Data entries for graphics
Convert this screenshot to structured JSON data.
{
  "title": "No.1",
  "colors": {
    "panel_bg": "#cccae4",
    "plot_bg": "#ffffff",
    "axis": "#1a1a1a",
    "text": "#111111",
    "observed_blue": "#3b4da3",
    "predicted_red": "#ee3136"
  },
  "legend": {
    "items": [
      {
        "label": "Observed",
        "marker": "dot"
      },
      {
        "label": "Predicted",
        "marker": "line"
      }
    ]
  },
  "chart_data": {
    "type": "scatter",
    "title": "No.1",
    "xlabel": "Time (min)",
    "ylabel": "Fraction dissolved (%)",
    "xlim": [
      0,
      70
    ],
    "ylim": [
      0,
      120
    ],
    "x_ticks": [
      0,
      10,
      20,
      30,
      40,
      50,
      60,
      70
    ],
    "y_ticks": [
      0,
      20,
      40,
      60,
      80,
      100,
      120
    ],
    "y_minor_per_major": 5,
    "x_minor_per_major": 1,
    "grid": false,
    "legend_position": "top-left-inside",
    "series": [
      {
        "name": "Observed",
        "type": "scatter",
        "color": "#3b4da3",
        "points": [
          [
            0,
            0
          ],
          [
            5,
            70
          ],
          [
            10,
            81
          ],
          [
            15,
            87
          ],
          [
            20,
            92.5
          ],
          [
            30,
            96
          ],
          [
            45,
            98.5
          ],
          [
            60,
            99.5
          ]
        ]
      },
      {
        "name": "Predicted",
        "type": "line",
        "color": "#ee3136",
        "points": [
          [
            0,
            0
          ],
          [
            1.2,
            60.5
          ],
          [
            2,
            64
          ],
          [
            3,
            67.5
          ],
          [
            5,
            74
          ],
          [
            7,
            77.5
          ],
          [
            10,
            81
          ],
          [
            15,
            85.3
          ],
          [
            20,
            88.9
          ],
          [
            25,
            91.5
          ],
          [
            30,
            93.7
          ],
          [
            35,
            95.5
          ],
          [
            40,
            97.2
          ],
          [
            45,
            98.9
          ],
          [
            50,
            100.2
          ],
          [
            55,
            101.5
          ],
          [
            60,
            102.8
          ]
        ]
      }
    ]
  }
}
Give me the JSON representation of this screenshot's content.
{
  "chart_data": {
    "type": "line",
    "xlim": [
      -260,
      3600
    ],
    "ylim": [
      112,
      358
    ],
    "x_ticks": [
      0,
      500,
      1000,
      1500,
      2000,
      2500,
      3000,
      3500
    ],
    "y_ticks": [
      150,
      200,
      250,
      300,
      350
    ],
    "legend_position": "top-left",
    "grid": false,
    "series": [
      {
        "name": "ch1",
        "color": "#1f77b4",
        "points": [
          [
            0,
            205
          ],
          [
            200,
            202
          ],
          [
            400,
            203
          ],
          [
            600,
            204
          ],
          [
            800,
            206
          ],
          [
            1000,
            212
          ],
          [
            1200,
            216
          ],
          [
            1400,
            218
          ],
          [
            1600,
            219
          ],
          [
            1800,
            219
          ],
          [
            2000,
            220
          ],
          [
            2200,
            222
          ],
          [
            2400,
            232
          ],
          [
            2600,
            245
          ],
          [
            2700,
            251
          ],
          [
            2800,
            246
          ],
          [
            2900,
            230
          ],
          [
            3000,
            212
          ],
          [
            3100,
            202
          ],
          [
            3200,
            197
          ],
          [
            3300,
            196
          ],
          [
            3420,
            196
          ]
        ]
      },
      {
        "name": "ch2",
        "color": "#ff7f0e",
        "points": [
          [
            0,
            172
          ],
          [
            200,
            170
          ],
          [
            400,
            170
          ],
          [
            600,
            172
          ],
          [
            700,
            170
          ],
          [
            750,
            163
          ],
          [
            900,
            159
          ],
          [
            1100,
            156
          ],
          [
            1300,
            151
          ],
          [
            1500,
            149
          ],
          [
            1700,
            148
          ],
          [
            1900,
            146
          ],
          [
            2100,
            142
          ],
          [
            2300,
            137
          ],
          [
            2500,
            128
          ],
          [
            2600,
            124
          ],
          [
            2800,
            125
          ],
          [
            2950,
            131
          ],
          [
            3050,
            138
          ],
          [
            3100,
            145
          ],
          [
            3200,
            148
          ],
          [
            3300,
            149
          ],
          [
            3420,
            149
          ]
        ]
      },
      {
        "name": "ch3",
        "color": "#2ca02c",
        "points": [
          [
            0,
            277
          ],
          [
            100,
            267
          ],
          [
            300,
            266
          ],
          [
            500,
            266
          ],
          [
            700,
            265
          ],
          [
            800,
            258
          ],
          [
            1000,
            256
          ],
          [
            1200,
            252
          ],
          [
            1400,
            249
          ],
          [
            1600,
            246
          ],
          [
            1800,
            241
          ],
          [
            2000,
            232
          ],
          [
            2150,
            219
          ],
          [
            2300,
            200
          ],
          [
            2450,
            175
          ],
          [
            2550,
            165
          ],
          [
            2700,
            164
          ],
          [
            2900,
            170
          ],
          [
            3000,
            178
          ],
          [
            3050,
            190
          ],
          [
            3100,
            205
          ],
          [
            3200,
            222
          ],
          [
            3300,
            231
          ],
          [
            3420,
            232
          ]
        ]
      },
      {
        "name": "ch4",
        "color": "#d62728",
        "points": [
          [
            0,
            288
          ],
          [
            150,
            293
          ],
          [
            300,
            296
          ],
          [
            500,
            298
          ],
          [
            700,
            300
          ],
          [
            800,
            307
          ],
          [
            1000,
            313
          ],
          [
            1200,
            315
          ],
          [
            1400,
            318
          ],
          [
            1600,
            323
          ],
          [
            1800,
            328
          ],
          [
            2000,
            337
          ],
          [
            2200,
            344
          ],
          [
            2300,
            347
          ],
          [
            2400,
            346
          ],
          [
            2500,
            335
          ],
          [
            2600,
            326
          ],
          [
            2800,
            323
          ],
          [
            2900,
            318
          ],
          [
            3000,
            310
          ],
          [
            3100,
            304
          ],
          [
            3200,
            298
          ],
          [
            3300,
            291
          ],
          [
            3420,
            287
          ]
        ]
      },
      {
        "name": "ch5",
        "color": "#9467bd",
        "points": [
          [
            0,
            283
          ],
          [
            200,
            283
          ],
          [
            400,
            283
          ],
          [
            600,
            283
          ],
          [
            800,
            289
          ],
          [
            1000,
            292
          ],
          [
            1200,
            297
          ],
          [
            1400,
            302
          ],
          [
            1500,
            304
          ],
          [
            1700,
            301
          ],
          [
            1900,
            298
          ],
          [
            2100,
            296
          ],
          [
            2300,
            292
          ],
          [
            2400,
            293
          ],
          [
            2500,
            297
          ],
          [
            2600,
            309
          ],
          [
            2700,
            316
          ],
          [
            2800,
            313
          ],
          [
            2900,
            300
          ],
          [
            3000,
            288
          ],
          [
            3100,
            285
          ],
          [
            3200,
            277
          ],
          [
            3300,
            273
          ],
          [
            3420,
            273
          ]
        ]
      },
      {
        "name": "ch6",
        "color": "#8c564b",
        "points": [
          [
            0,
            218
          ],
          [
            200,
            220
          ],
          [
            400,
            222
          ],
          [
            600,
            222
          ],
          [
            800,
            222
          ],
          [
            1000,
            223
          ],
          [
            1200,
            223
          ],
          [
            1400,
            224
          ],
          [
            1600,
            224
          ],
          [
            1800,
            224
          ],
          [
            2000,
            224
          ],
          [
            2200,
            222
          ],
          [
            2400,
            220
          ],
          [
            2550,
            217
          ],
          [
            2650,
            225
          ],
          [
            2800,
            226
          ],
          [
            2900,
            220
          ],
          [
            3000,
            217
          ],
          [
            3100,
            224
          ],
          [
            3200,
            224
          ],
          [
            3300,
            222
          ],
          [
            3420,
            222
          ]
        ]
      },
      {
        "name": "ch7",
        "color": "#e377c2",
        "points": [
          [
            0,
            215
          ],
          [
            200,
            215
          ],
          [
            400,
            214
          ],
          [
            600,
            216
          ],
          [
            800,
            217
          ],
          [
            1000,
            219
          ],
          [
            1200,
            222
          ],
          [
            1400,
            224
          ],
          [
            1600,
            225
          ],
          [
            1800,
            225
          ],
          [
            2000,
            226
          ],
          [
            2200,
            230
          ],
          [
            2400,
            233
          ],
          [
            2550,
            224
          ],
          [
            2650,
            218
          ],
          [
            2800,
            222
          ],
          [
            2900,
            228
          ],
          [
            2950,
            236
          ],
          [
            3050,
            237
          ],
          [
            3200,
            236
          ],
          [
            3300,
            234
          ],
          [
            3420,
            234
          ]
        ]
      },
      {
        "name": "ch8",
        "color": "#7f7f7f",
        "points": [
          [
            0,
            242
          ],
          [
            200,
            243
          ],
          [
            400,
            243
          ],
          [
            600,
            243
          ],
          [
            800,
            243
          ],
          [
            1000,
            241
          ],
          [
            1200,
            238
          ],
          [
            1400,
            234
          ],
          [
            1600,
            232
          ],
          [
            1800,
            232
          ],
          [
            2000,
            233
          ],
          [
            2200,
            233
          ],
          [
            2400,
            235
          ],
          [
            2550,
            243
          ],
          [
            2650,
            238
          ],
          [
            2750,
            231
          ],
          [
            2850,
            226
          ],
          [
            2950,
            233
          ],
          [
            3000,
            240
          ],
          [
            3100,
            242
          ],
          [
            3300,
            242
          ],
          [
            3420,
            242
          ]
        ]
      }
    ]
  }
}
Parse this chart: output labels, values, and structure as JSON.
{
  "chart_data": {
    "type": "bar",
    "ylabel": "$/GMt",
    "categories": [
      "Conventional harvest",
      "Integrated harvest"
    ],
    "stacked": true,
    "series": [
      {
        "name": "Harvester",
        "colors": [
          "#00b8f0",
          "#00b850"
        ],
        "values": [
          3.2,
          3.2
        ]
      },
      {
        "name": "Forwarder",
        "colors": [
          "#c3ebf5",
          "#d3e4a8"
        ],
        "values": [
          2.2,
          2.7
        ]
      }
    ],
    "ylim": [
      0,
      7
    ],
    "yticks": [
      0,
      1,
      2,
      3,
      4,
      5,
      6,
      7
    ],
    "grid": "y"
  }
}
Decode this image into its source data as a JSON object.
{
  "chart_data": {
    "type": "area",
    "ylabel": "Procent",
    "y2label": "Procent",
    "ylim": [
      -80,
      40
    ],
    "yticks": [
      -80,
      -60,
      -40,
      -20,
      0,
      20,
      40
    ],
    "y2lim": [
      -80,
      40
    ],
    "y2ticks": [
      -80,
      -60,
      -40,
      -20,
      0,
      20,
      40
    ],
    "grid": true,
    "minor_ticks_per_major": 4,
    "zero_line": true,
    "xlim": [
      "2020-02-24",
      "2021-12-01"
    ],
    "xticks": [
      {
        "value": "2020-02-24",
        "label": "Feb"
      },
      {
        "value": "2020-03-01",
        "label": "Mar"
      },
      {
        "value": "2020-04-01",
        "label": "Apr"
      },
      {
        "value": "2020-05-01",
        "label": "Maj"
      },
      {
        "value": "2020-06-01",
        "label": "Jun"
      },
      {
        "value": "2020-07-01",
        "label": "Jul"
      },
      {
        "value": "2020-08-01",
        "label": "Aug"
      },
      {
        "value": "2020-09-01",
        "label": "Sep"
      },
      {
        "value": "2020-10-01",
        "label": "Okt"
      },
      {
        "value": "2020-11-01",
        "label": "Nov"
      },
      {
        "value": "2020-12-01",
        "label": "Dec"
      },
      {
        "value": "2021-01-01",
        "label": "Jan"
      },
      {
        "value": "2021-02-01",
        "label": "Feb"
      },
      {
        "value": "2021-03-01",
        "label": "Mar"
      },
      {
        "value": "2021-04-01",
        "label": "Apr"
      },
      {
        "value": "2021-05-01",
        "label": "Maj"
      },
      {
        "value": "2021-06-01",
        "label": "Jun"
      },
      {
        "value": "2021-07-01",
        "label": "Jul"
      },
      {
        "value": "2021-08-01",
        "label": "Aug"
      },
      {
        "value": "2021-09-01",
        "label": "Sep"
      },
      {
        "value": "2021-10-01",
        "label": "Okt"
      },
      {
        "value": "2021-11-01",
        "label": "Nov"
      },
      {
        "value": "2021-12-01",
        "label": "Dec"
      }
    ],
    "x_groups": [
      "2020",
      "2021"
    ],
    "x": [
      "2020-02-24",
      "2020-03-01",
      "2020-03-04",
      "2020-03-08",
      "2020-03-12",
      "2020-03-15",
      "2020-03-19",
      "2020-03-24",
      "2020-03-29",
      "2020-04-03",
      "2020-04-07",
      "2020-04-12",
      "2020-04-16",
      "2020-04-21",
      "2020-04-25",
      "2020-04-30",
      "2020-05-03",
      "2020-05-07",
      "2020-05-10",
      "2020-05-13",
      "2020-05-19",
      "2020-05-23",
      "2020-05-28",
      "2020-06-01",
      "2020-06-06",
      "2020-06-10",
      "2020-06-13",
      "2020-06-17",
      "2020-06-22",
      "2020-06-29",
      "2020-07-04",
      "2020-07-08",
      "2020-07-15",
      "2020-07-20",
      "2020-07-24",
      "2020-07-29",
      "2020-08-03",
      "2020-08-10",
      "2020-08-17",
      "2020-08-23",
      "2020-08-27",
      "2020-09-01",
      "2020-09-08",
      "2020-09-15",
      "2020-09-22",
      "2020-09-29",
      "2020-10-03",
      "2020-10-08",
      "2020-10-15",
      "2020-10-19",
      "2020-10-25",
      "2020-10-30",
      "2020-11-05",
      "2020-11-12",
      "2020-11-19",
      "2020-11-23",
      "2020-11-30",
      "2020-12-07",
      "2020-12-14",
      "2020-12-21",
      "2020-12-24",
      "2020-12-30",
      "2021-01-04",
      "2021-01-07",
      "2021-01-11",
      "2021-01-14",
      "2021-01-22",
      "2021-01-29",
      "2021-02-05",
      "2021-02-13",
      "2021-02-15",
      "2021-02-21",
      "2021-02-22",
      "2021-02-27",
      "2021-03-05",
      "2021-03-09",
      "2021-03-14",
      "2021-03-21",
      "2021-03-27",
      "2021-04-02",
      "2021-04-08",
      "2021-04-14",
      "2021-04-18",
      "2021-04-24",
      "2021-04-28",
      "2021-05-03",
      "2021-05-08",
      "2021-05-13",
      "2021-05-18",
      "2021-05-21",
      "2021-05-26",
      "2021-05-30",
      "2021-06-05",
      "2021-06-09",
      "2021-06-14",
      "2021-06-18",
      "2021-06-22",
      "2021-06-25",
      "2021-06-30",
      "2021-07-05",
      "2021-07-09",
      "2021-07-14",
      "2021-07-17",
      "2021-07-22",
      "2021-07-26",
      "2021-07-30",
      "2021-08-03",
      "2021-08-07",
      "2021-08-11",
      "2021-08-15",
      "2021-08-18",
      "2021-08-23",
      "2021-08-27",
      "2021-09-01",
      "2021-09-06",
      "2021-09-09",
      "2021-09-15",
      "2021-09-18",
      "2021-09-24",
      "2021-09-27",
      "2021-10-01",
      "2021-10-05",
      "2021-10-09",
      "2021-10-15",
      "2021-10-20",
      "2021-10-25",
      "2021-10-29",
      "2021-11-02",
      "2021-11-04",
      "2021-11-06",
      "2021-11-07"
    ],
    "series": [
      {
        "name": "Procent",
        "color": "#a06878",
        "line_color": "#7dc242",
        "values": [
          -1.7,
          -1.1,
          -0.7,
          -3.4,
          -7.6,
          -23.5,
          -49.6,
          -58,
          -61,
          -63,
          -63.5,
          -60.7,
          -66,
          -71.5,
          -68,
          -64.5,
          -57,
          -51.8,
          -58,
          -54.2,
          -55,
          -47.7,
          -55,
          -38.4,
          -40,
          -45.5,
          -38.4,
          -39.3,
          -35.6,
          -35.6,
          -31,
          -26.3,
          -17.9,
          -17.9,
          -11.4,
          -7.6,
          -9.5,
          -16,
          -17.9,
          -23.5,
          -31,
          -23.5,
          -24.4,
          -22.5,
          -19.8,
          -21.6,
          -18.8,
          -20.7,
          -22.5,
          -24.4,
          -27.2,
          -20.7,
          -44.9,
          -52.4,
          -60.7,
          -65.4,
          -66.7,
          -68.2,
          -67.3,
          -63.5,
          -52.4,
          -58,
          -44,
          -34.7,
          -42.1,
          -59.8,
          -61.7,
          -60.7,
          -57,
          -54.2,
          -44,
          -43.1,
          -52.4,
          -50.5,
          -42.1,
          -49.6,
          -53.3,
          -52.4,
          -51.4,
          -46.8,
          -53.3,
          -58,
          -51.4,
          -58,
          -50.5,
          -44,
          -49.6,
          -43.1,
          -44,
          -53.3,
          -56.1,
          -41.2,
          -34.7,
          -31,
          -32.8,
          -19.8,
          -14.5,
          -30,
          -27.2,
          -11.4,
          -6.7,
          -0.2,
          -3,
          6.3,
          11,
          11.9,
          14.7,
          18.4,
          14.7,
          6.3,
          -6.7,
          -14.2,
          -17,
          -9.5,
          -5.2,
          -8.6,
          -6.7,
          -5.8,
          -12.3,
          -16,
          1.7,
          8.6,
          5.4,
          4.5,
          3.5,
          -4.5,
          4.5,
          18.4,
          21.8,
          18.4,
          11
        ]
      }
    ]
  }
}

● Set problem:
Locate the string "screenshot" in the listing above and copy every line where it occurs.

● Completed exercise:
Convert this screenshot to structured JSON data.
Give me the JSON representation of this screenshot's content.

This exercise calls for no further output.